# THE EXERCISE:
Look through the data below. Pick out the lines holding the string "ffffff".

# SUPPLIED MATERIAL:
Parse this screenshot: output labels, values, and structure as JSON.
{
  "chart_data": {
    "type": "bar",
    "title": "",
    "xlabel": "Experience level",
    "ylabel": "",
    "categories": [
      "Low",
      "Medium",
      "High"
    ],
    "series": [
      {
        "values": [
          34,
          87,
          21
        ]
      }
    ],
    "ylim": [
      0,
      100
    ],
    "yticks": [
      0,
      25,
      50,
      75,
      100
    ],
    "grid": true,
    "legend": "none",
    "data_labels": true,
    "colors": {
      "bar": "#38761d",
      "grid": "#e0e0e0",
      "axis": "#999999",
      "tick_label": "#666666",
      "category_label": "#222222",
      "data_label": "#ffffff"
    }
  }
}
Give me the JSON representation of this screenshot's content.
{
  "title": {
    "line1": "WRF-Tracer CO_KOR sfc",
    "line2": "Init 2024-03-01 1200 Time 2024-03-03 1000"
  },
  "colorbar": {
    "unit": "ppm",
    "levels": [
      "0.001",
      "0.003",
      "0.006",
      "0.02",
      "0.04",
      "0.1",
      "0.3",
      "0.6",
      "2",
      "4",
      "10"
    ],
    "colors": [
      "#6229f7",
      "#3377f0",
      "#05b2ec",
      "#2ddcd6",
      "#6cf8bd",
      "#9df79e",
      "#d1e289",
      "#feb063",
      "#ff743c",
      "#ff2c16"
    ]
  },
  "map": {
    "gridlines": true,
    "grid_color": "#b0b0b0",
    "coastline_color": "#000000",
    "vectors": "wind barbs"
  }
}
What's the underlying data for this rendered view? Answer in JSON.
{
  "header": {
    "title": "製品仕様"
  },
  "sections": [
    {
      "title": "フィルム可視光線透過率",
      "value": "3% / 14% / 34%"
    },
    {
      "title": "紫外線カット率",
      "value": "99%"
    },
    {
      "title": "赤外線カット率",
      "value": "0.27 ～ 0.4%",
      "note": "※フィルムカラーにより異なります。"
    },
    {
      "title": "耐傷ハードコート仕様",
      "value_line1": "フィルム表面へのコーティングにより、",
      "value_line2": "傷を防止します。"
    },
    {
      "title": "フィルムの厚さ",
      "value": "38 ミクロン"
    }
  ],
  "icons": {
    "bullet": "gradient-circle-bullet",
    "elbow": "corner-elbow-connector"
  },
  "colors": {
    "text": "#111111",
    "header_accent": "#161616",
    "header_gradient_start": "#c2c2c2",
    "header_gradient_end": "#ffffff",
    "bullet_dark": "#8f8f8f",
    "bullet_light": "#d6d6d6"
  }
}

# RESULT OF THE EXERCISE:
      "data_label": "#ffffff"
    "header_gradient_end": "#ffffff",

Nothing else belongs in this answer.